WORK TO DO:
Could you copy the items from the line containing "what elements are" through the line containing "Point: [157, 521, 180, 535]", replacing every "FancyBboxPatch shape" with "Rounded box" and leaving everything else unchanged?

GIVEN DATA:

·····

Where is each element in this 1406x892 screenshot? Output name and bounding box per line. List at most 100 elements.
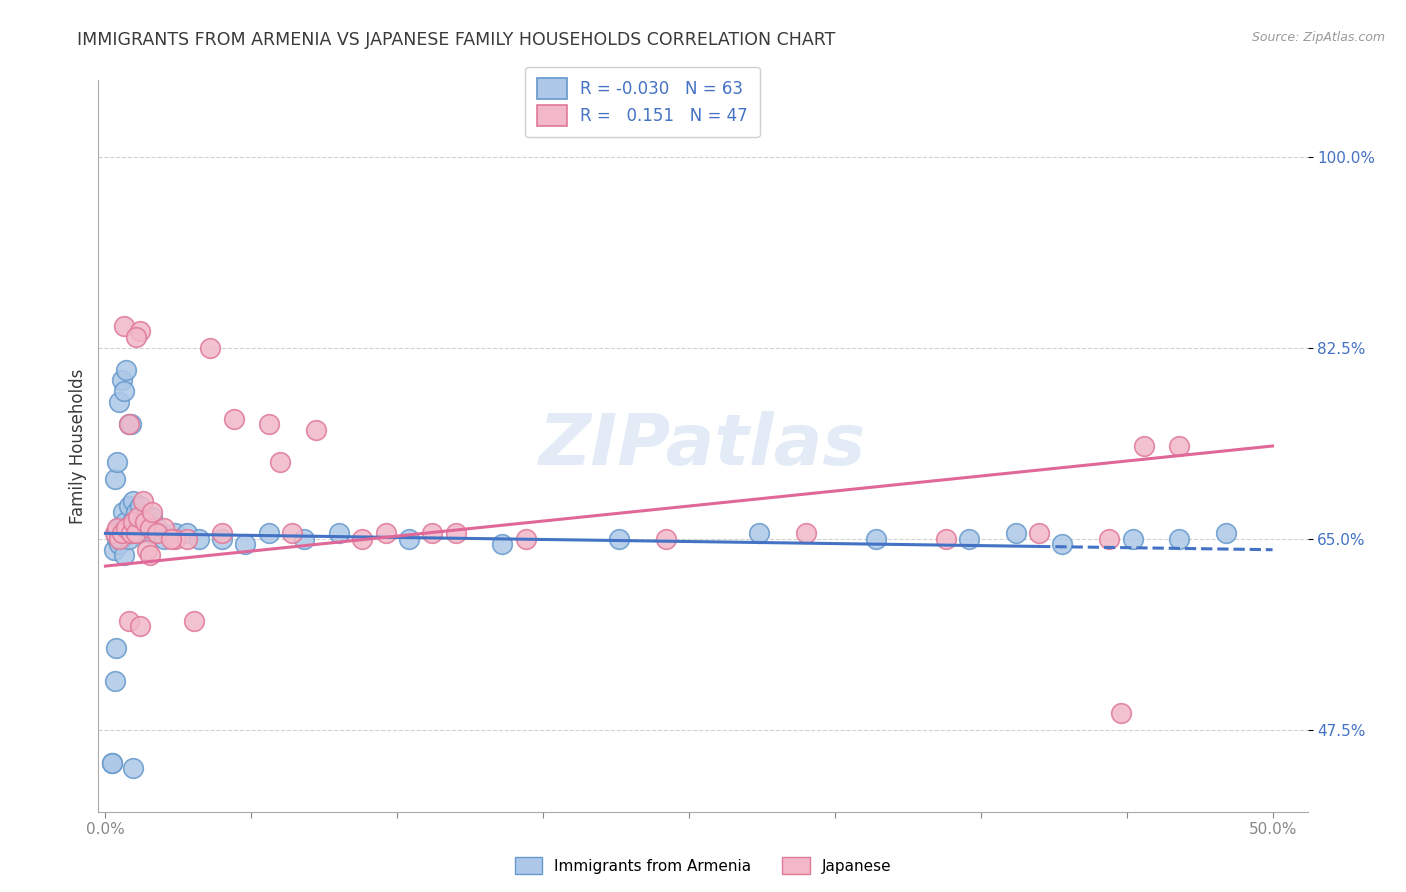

·····

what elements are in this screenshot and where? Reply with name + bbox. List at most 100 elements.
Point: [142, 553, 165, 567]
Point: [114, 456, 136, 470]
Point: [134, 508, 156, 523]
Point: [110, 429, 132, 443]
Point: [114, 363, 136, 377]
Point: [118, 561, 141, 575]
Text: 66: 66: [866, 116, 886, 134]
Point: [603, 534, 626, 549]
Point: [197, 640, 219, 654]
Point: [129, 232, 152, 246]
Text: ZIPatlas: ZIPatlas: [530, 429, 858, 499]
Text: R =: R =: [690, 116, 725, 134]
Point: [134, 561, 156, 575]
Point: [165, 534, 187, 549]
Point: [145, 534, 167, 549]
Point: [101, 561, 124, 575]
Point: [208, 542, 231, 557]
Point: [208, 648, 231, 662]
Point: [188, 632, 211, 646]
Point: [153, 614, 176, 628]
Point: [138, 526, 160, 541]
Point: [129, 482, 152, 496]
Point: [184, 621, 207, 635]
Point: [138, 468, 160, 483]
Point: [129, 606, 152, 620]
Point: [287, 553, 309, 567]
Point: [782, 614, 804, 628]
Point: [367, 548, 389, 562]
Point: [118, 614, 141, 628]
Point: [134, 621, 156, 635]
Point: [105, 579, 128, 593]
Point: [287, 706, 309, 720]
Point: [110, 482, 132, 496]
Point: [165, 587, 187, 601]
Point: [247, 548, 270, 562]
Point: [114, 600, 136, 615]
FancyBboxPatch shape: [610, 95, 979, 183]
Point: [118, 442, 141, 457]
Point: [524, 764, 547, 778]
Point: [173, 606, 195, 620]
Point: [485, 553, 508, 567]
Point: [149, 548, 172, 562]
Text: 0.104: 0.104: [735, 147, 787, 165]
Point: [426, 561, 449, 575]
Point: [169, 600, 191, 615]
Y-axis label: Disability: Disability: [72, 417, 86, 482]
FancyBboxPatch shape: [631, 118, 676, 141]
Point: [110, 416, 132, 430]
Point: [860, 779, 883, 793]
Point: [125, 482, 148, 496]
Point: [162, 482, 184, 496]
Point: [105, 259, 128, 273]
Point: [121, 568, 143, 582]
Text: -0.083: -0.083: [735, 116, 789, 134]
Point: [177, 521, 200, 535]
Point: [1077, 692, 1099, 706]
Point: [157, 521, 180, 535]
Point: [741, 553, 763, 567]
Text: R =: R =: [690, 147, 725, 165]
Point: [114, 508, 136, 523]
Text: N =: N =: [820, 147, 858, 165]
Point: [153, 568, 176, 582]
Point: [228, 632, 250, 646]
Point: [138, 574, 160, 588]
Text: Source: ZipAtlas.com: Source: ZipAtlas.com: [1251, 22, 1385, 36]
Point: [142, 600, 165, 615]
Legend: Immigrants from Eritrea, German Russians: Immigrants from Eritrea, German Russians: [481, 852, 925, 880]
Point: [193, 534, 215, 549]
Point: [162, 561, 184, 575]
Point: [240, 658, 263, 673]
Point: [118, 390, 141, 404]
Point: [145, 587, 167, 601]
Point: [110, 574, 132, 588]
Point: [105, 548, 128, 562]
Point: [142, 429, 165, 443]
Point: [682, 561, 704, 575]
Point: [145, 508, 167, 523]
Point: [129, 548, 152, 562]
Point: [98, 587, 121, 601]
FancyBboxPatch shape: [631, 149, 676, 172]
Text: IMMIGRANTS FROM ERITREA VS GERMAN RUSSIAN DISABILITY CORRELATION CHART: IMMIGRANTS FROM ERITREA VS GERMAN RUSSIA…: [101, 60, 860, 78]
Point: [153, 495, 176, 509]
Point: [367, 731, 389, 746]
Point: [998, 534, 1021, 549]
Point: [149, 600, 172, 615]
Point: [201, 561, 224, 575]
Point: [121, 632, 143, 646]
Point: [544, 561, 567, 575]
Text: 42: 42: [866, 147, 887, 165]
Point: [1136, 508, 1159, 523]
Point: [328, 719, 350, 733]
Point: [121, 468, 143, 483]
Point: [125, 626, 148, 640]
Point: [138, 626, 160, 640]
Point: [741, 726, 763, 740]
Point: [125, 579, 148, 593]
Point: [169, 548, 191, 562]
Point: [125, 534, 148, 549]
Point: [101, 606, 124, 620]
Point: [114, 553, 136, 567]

·····

THE COMPLETED TASK:
what elements are in this screenshot and where? Reply with name + bbox. List at most 100 elements.
Point: [142, 553, 165, 567]
Point: [114, 456, 136, 470]
Point: [134, 508, 156, 523]
Point: [110, 429, 132, 443]
Point: [114, 363, 136, 377]
Point: [118, 561, 141, 575]
Text: 66: 66: [866, 116, 886, 134]
Point: [603, 534, 626, 549]
Point: [197, 640, 219, 654]
Point: [129, 232, 152, 246]
Text: ZIPatlas: ZIPatlas: [530, 429, 858, 499]
Text: R =: R =: [690, 116, 725, 134]
Point: [134, 561, 156, 575]
Point: [165, 534, 187, 549]
Point: [145, 534, 167, 549]
Point: [101, 561, 124, 575]
Point: [208, 542, 231, 557]
Point: [208, 648, 231, 662]
Point: [188, 632, 211, 646]
Point: [153, 614, 176, 628]
Point: [138, 526, 160, 541]
Point: [129, 482, 152, 496]
Point: [184, 621, 207, 635]
Point: [138, 468, 160, 483]
Point: [129, 606, 152, 620]
Point: [287, 553, 309, 567]
Point: [782, 614, 804, 628]
Point: [367, 548, 389, 562]
Point: [118, 614, 141, 628]
Point: [134, 621, 156, 635]
Point: [105, 579, 128, 593]
Point: [287, 706, 309, 720]
Point: [110, 482, 132, 496]
Point: [165, 587, 187, 601]
Point: [247, 548, 270, 562]
Point: [114, 600, 136, 615]
Rounded box: [610, 95, 979, 183]
Point: [118, 442, 141, 457]
Point: [524, 764, 547, 778]
Point: [173, 606, 195, 620]
Point: [485, 553, 508, 567]
Point: [149, 548, 172, 562]
Text: 0.104: 0.104: [735, 147, 787, 165]
Point: [426, 561, 449, 575]
Point: [169, 600, 191, 615]
Y-axis label: Disability: Disability: [72, 417, 86, 482]
Rounded box: [631, 118, 676, 141]
Point: [110, 416, 132, 430]
Point: [860, 779, 883, 793]
Point: [125, 482, 148, 496]
Point: [162, 482, 184, 496]
Point: [105, 259, 128, 273]
Point: [121, 568, 143, 582]
Text: -0.083: -0.083: [735, 116, 789, 134]
Point: [177, 521, 200, 535]
Point: [1077, 692, 1099, 706]
Point: [157, 521, 180, 535]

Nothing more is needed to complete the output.